Extracted records:
::::::

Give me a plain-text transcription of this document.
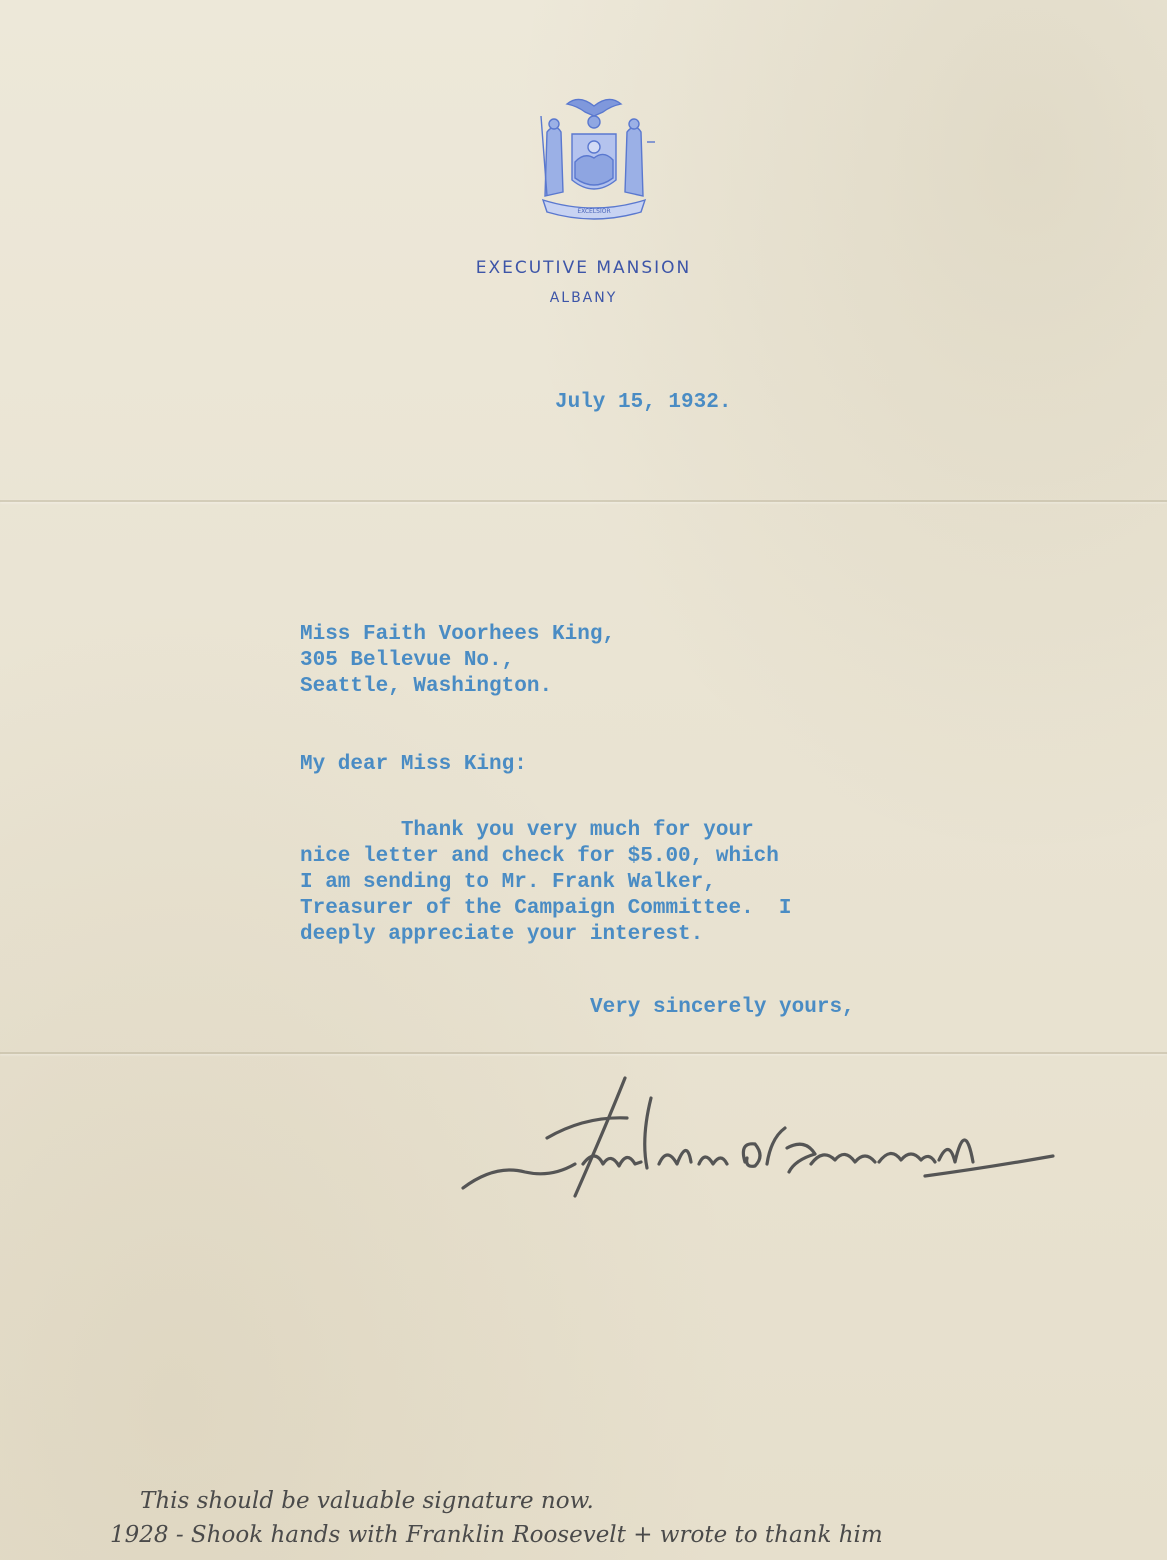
EXCELSIOR
EXECUTIVE MANSION
ALBANY
July 15, 1932.
Miss Faith Voorhees King,
305 Bellevue No.,
Seattle, Washington.
My dear Miss King:
Thank you very much for your
nice letter and check for $5.00, which
I am sending to Mr. Frank Walker,
Treasurer of the Campaign Committee.  I
deeply appreciate your interest.
Very sincerely yours,
This should be valuable signature now.
1928 - Shook hands with Franklin Roosevelt + wrote to thank him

::::::

Copy the listing in full and without alteration, omitting every picture.

SOLUTION:
Give me a plain-text transcription of this document.
EXCELSIOR
EXECUTIVE MANSION
ALBANY
July 15, 1932.
Miss Faith Voorhees King,
305 Bellevue No.,
Seattle, Washington.
My dear Miss King:
Thank you very much for your
nice letter and check for $5.00, which
I am sending to Mr. Frank Walker,
Treasurer of the Campaign Committee.  I
deeply appreciate your interest.
Very sincerely yours,
This should be valuable signature now.
1928 - Shook hands with Franklin Roosevelt + wrote to thank him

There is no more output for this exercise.